━━━━━ MATERIAL PROVIDED

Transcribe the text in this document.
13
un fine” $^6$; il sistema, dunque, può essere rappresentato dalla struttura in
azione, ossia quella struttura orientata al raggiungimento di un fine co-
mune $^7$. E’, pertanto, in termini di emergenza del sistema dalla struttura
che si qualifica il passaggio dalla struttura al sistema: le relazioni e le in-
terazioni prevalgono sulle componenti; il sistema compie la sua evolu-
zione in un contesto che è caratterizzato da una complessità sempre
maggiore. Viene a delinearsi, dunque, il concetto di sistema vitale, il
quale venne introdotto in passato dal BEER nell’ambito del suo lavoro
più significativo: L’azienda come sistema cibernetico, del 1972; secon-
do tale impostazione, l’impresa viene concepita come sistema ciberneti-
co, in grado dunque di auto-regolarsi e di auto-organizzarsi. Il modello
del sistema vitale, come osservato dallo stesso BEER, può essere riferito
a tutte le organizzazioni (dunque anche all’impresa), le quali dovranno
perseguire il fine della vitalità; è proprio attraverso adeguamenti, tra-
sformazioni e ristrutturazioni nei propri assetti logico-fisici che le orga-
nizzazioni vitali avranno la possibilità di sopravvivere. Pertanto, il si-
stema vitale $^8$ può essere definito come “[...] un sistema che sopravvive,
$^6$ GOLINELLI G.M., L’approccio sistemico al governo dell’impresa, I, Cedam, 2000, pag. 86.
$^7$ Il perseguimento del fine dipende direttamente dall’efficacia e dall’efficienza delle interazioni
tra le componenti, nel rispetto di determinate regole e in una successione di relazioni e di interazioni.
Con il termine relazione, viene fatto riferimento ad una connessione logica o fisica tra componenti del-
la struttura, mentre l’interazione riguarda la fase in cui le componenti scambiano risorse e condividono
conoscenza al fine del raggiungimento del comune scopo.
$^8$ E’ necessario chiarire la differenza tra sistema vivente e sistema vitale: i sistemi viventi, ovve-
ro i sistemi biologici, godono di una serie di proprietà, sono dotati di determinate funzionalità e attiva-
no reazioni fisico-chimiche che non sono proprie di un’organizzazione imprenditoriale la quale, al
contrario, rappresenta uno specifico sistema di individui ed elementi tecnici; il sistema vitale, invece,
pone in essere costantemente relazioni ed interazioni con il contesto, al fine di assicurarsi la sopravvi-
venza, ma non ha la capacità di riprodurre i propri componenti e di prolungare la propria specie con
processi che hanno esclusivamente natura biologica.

━━━━━━━━━━

[SHORT EXERCISE]: Copy out every line where the word "come" occurs.

[RESPONSE]:
più significativo: L’azienda come sistema cibernetico, del 1972; secon-
do tale impostazione, l’impresa viene concepita come sistema ciberneti-
del sistema vitale, come osservato dallo stesso BEER, può essere riferito
stema vitale $^8$ può essere definito come “[...] un sistema che sopravvive,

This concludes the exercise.